#### Exercise prompt:
Copy out the data below as written; omit any images.
╭─ Listed records
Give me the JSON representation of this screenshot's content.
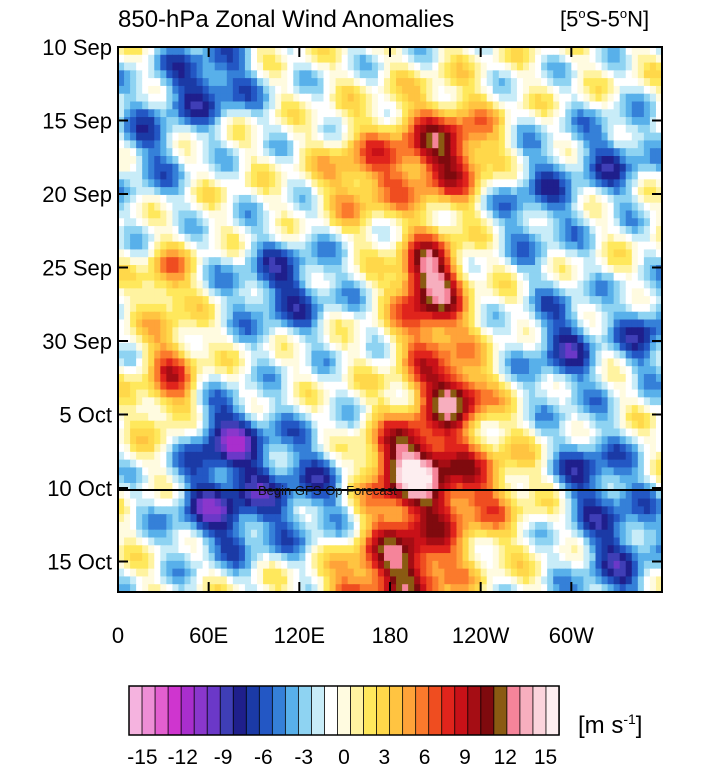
{
  "chart_data": {
    "type": "heatmap",
    "title": "850-hPa Zonal Wind Anomalies",
    "region": {
      "open": "[5",
      "lat1": "o",
      "mid": "S-5",
      "lat2": "o",
      "close": "N]"
    },
    "units": {
      "base": "[m s",
      "exp": "-1",
      "close": "]"
    },
    "y_ticks": [
      "10 Sep",
      "15 Sep",
      "20 Sep",
      "25 Sep",
      "30 Sep",
      "5 Oct",
      "10 Oct",
      "15 Oct"
    ],
    "x_ticks": [
      "0",
      "60E",
      "120E",
      "180",
      "120W",
      "60W"
    ],
    "x_tick_values": [
      0,
      60,
      120,
      180,
      240,
      300
    ],
    "x_range": [
      0,
      360
    ],
    "annotation": "Begin GFS Op Forecast",
    "colorbar": {
      "levels": [
        -16,
        -15,
        -14,
        -13,
        -12,
        -11,
        -10,
        -9,
        -8,
        -7,
        -6,
        -5,
        -4,
        -3,
        -2,
        -1,
        0,
        1,
        2,
        3,
        4,
        5,
        6,
        7,
        8,
        9,
        10,
        11,
        12,
        13,
        14,
        15,
        16
      ],
      "colors": [
        "#f5b3df",
        "#ee8ed6",
        "#e35fd0",
        "#cf35cf",
        "#a92ecd",
        "#8a37cc",
        "#6b38c8",
        "#3f3eb6",
        "#1f1f8c",
        "#1b3aa6",
        "#2357c4",
        "#3580d8",
        "#58b0ea",
        "#8ed3f2",
        "#c8ecf8",
        "#ffffff",
        "#fffbe0",
        "#fff3a0",
        "#ffe85c",
        "#ffd84a",
        "#ffc441",
        "#ffa339",
        "#fb7a2c",
        "#ef4d20",
        "#e0241c",
        "#c81118",
        "#a50d14",
        "#7f0a0e",
        "#8a5a12",
        "#f5849a",
        "#f7aebe",
        "#fbd4dc",
        "#fdeef0"
      ],
      "labels": [
        "-15",
        "-12",
        "-9",
        "-6",
        "-3",
        "0",
        "3",
        "6",
        "9",
        "12",
        "15"
      ],
      "label_values": [
        -15,
        -12,
        -9,
        -6,
        -3,
        0,
        3,
        6,
        9,
        12,
        15
      ]
    }
  }
}
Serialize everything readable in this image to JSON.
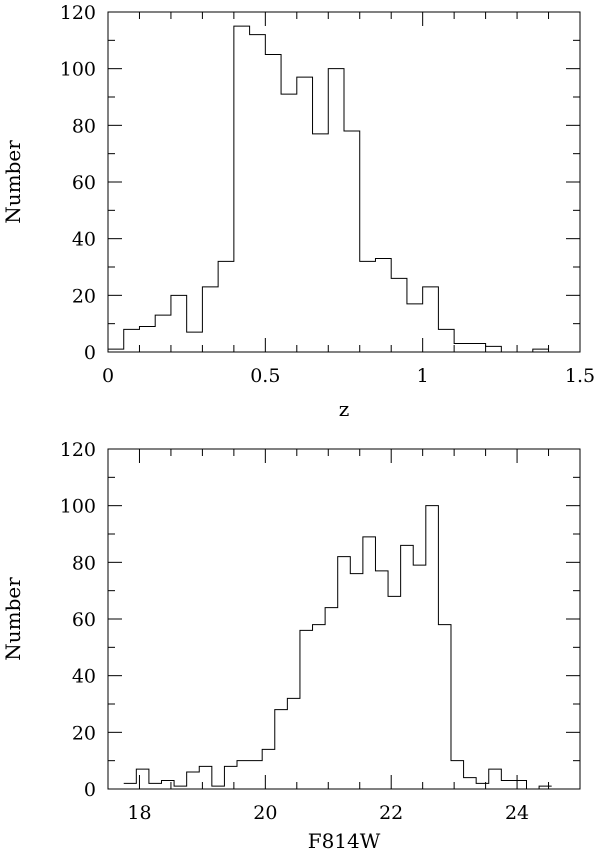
{
  "chart_data": [
    {
      "type": "bar",
      "title": "",
      "xlabel": "z",
      "ylabel": "Number",
      "xlim": [
        0,
        1.5
      ],
      "ylim": [
        0,
        120
      ],
      "xticks": [
        "0",
        "0.5",
        "1",
        "1.5"
      ],
      "yticks": [
        "0",
        "20",
        "40",
        "60",
        "80",
        "100",
        "120"
      ],
      "bin_edges": [
        0,
        0.05,
        0.1,
        0.15,
        0.2,
        0.25,
        0.3,
        0.35,
        0.4,
        0.45,
        0.5,
        0.55,
        0.6,
        0.65,
        0.7,
        0.75,
        0.8,
        0.85,
        0.9,
        0.95,
        1.0,
        1.05,
        1.1,
        1.15,
        1.2,
        1.25,
        1.3,
        1.35,
        1.4
      ],
      "values": [
        1,
        8,
        9,
        13,
        20,
        7,
        23,
        32,
        115,
        112,
        105,
        91,
        97,
        77,
        100,
        78,
        32,
        33,
        26,
        17,
        23,
        8,
        3,
        3,
        2,
        0,
        0,
        1
      ],
      "grid": false,
      "style": "step histogram"
    },
    {
      "type": "bar",
      "title": "",
      "xlabel": "F814W",
      "ylabel": "Number",
      "xlim": [
        17.5,
        25
      ],
      "ylim": [
        0,
        120
      ],
      "xticks": [
        "18",
        "20",
        "22",
        "24"
      ],
      "yticks": [
        "0",
        "20",
        "40",
        "60",
        "80",
        "100",
        "120"
      ],
      "bin_edges": [
        17.75,
        17.95,
        18.15,
        18.35,
        18.55,
        18.75,
        18.95,
        19.15,
        19.35,
        19.55,
        19.75,
        19.95,
        20.15,
        20.35,
        20.55,
        20.75,
        20.95,
        21.15,
        21.35,
        21.55,
        21.75,
        21.95,
        22.15,
        22.35,
        22.55,
        22.75,
        22.95,
        23.15,
        23.35,
        23.55,
        23.75,
        23.95,
        24.15,
        24.35,
        24.55
      ],
      "values": [
        2,
        7,
        2,
        3,
        1,
        6,
        8,
        1,
        8,
        10,
        10,
        14,
        28,
        32,
        56,
        58,
        64,
        82,
        76,
        89,
        77,
        68,
        86,
        79,
        100,
        58,
        10,
        4,
        2,
        7,
        3,
        3,
        0,
        1
      ],
      "grid": false,
      "style": "step histogram"
    }
  ]
}
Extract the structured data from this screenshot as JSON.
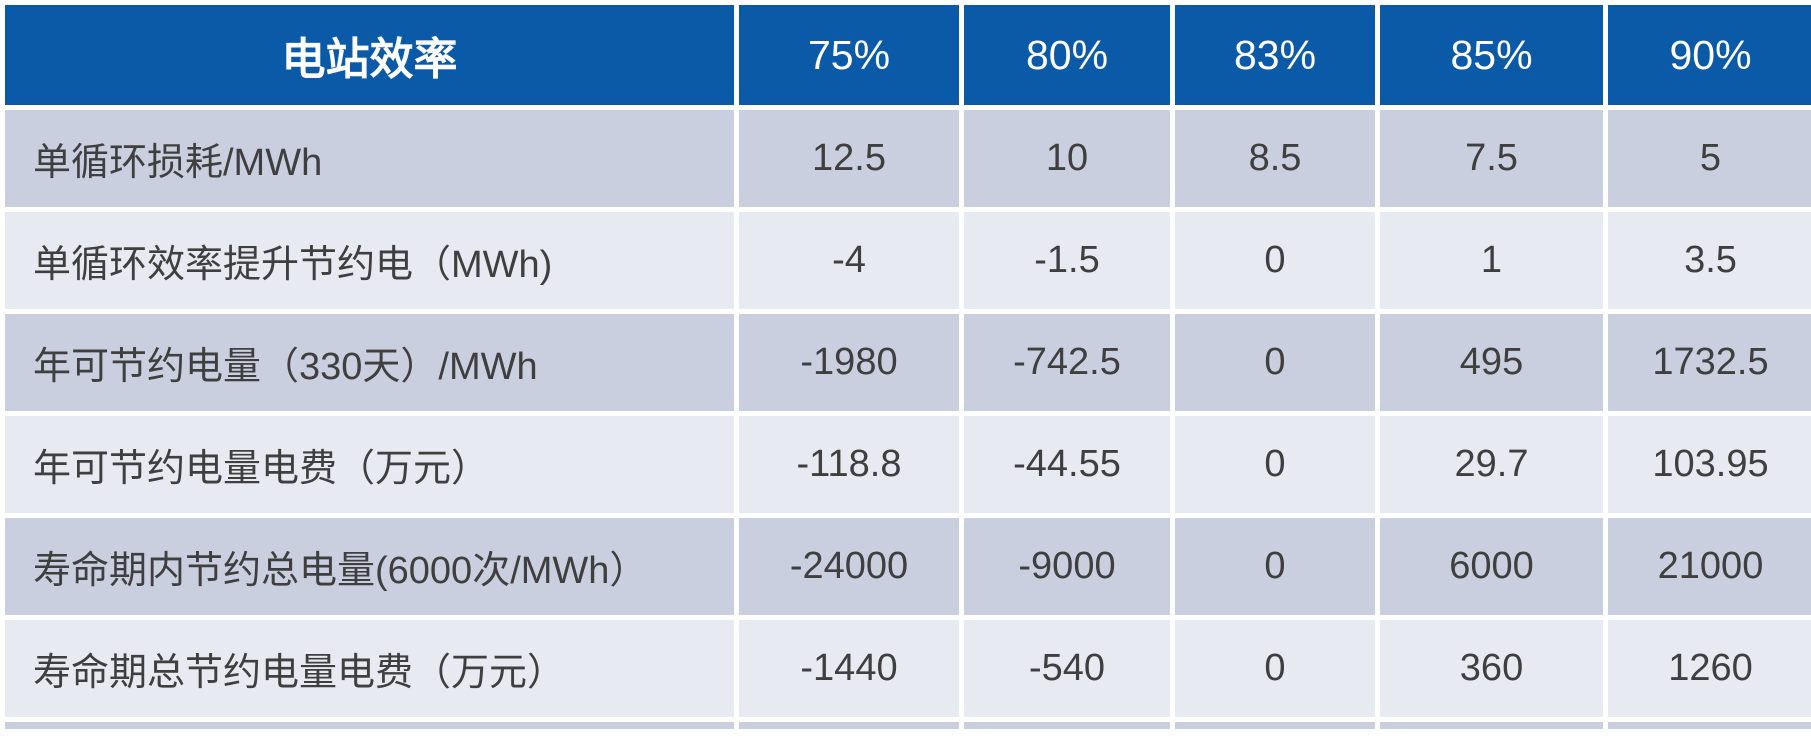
{
  "table": {
    "header": {
      "title": "电站效率",
      "columns": [
        "75%",
        "80%",
        "83%",
        "85%",
        "90%"
      ]
    },
    "rows": [
      {
        "label": "单循环损耗/MWh",
        "values": [
          "12.5",
          "10",
          "8.5",
          "7.5",
          "5"
        ]
      },
      {
        "label": "单循环效率提升节约电（MWh)",
        "values": [
          "-4",
          "-1.5",
          "0",
          "1",
          "3.5"
        ]
      },
      {
        "label": "年可节约电量（330天）/MWh",
        "values": [
          "-1980",
          "-742.5",
          "0",
          "495",
          "1732.5"
        ]
      },
      {
        "label": "年可节约电量电费（万元）",
        "values": [
          "-118.8",
          "-44.55",
          "0",
          "29.7",
          "103.95"
        ]
      },
      {
        "label": "寿命期内节约总电量(6000次/MWh）",
        "values": [
          "-24000",
          "-9000",
          "0",
          "6000",
          "21000"
        ]
      },
      {
        "label": "寿命期总节约电量电费（万元）",
        "values": [
          "-1440",
          "-540",
          "0",
          "360",
          "1260"
        ]
      }
    ],
    "colors": {
      "header_bg": "#0B5AA7",
      "header_text": "#FFFFFF",
      "row_odd_bg": "#CACFDF",
      "row_even_bg": "#E8EAF1",
      "body_text": "#3F3F3F"
    }
  },
  "chart_data": {
    "type": "table",
    "title": "电站效率",
    "categories": [
      "75%",
      "80%",
      "83%",
      "85%",
      "90%"
    ],
    "series": [
      {
        "name": "单循环损耗/MWh",
        "values": [
          12.5,
          10,
          8.5,
          7.5,
          5
        ]
      },
      {
        "name": "单循环效率提升节约电（MWh)",
        "values": [
          -4,
          -1.5,
          0,
          1,
          3.5
        ]
      },
      {
        "name": "年可节约电量（330天）/MWh",
        "values": [
          -1980,
          -742.5,
          0,
          495,
          1732.5
        ]
      },
      {
        "name": "年可节约电量电费（万元）",
        "values": [
          -118.8,
          -44.55,
          0,
          29.7,
          103.95
        ]
      },
      {
        "name": "寿命期内节约总电量(6000次/MWh）",
        "values": [
          -24000,
          -9000,
          0,
          6000,
          21000
        ]
      },
      {
        "name": "寿命期总节约电量电费（万元）",
        "values": [
          -1440,
          -540,
          0,
          360,
          1260
        ]
      }
    ],
    "layout": {
      "header_row": "top",
      "first_column": "row-labels",
      "grid": "white-separators",
      "zebra_rows": true
    }
  }
}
╰─
#### Reply:
Give me the JSON representation of this screenshot's content.
{
  "chart_data": {
    "type": "heatmap",
    "title": "850-hPa Zonal Wind Anomalies",
    "region": {
      "open": "[5",
      "lat1": "o",
      "mid": "S-5",
      "lat2": "o",
      "close": "N]"
    },
    "units": {
      "base": "[m s",
      "exp": "-1",
      "close": "]"
    },
    "y_ticks": [
      "10 Sep",
      "15 Sep",
      "20 Sep",
      "25 Sep",
      "30 Sep",
      "5 Oct",
      "10 Oct",
      "15 Oct"
    ],
    "x_ticks": [
      "0",
      "60E",
      "120E",
      "180",
      "120W",
      "60W"
    ],
    "x_tick_values": [
      0,
      60,
      120,
      180,
      240,
      300
    ],
    "x_range": [
      0,
      360
    ],
    "annotation": "Begin GFS Op Forecast",
    "colorbar": {
      "levels": [
        -16,
        -15,
        -14,
        -13,
        -12,
        -11,
        -10,
        -9,
        -8,
        -7,
        -6,
        -5,
        -4,
        -3,
        -2,
        -1,
        0,
        1,
        2,
        3,
        4,
        5,
        6,
        7,
        8,
        9,
        10,
        11,
        12,
        13,
        14,
        15,
        16
      ],
      "colors": [
        "#f5b3df",
        "#ee8ed6",
        "#e35fd0",
        "#cf35cf",
        "#a92ecd",
        "#8a37cc",
        "#6b38c8",
        "#3f3eb6",
        "#1f1f8c",
        "#1b3aa6",
        "#2357c4",
        "#3580d8",
        "#58b0ea",
        "#8ed3f2",
        "#c8ecf8",
        "#ffffff",
        "#fffbe0",
        "#fff3a0",
        "#ffe85c",
        "#ffd84a",
        "#ffc441",
        "#ffa339",
        "#fb7a2c",
        "#ef4d20",
        "#e0241c",
        "#c81118",
        "#a50d14",
        "#7f0a0e",
        "#8a5a12",
        "#f5849a",
        "#f7aebe",
        "#fbd4dc",
        "#fdeef0"
      ],
      "labels": [
        "-15",
        "-12",
        "-9",
        "-6",
        "-3",
        "0",
        "3",
        "6",
        "9",
        "12",
        "15"
      ],
      "label_values": [
        -15,
        -12,
        -9,
        -6,
        -3,
        0,
        3,
        6,
        9,
        12,
        15
      ]
    }
  }
}
Serialize everything readable in this image to JSON.
{
  "chart_data": [
    {
      "type": "bar",
      "title": "",
      "xlabel": "z",
      "ylabel": "Number",
      "xlim": [
        0,
        1.5
      ],
      "ylim": [
        0,
        120
      ],
      "xticks": [
        "0",
        "0.5",
        "1",
        "1.5"
      ],
      "yticks": [
        "0",
        "20",
        "40",
        "60",
        "80",
        "100",
        "120"
      ],
      "bin_edges": [
        0,
        0.05,
        0.1,
        0.15,
        0.2,
        0.25,
        0.3,
        0.35,
        0.4,
        0.45,
        0.5,
        0.55,
        0.6,
        0.65,
        0.7,
        0.75,
        0.8,
        0.85,
        0.9,
        0.95,
        1.0,
        1.05,
        1.1,
        1.15,
        1.2,
        1.25,
        1.3,
        1.35,
        1.4
      ],
      "values": [
        1,
        8,
        9,
        13,
        20,
        7,
        23,
        32,
        115,
        112,
        105,
        91,
        97,
        77,
        100,
        78,
        32,
        33,
        26,
        17,
        23,
        8,
        3,
        3,
        2,
        0,
        0,
        1
      ],
      "grid": false,
      "style": "step histogram"
    },
    {
      "type": "bar",
      "title": "",
      "xlabel": "F814W",
      "ylabel": "Number",
      "xlim": [
        17.5,
        25
      ],
      "ylim": [
        0,
        120
      ],
      "xticks": [
        "18",
        "20",
        "22",
        "24"
      ],
      "yticks": [
        "0",
        "20",
        "40",
        "60",
        "80",
        "100",
        "120"
      ],
      "bin_edges": [
        17.75,
        17.95,
        18.15,
        18.35,
        18.55,
        18.75,
        18.95,
        19.15,
        19.35,
        19.55,
        19.75,
        19.95,
        20.15,
        20.35,
        20.55,
        20.75,
        20.95,
        21.15,
        21.35,
        21.55,
        21.75,
        21.95,
        22.15,
        22.35,
        22.55,
        22.75,
        22.95,
        23.15,
        23.35,
        23.55,
        23.75,
        23.95,
        24.15,
        24.35,
        24.55
      ],
      "values": [
        2,
        7,
        2,
        3,
        1,
        6,
        8,
        1,
        8,
        10,
        10,
        14,
        28,
        32,
        56,
        58,
        64,
        82,
        76,
        89,
        77,
        68,
        86,
        79,
        100,
        58,
        10,
        4,
        2,
        7,
        3,
        3,
        0,
        1
      ],
      "grid": false,
      "style": "step histogram"
    }
  ]
}
Extract the structured data from this screenshot as JSON.
{
  "table": {
    "header": {
      "title": "电站效率",
      "columns": [
        "75%",
        "80%",
        "83%",
        "85%",
        "90%"
      ]
    },
    "rows": [
      {
        "label": "单循环损耗/MWh",
        "values": [
          "12.5",
          "10",
          "8.5",
          "7.5",
          "5"
        ]
      },
      {
        "label": "单循环效率提升节约电（MWh)",
        "values": [
          "-4",
          "-1.5",
          "0",
          "1",
          "3.5"
        ]
      },
      {
        "label": "年可节约电量（330天）/MWh",
        "values": [
          "-1980",
          "-742.5",
          "0",
          "495",
          "1732.5"
        ]
      },
      {
        "label": "年可节约电量电费（万元）",
        "values": [
          "-118.8",
          "-44.55",
          "0",
          "29.7",
          "103.95"
        ]
      },
      {
        "label": "寿命期内节约总电量(6000次/MWh）",
        "values": [
          "-24000",
          "-9000",
          "0",
          "6000",
          "21000"
        ]
      },
      {
        "label": "寿命期总节约电量电费（万元）",
        "values": [
          "-1440",
          "-540",
          "0",
          "360",
          "1260"
        ]
      }
    ],
    "colors": {
      "header_bg": "#0B5AA7",
      "header_text": "#FFFFFF",
      "row_odd_bg": "#CACFDF",
      "row_even_bg": "#E8EAF1",
      "body_text": "#3F3F3F"
    }
  },
  "chart_data": {
    "type": "table",
    "title": "电站效率",
    "categories": [
      "75%",
      "80%",
      "83%",
      "85%",
      "90%"
    ],
    "series": [
      {
        "name": "单循环损耗/MWh",
        "values": [
          12.5,
          10,
          8.5,
          7.5,
          5
        ]
      },
      {
        "name": "单循环效率提升节约电（MWh)",
        "values": [
          -4,
          -1.5,
          0,
          1,
          3.5
        ]
      },
      {
        "name": "年可节约电量（330天）/MWh",
        "values": [
          -1980,
          -742.5,
          0,
          495,
          1732.5
        ]
      },
      {
        "name": "年可节约电量电费（万元）",
        "values": [
          -118.8,
          -44.55,
          0,
          29.7,
          103.95
        ]
      },
      {
        "name": "寿命期内节约总电量(6000次/MWh）",
        "values": [
          -24000,
          -9000,
          0,
          6000,
          21000
        ]
      },
      {
        "name": "寿命期总节约电量电费（万元）",
        "values": [
          -1440,
          -540,
          0,
          360,
          1260
        ]
      }
    ],
    "layout": {
      "header_row": "top",
      "first_column": "row-labels",
      "grid": "white-separators",
      "zebra_rows": true
    }
  }
}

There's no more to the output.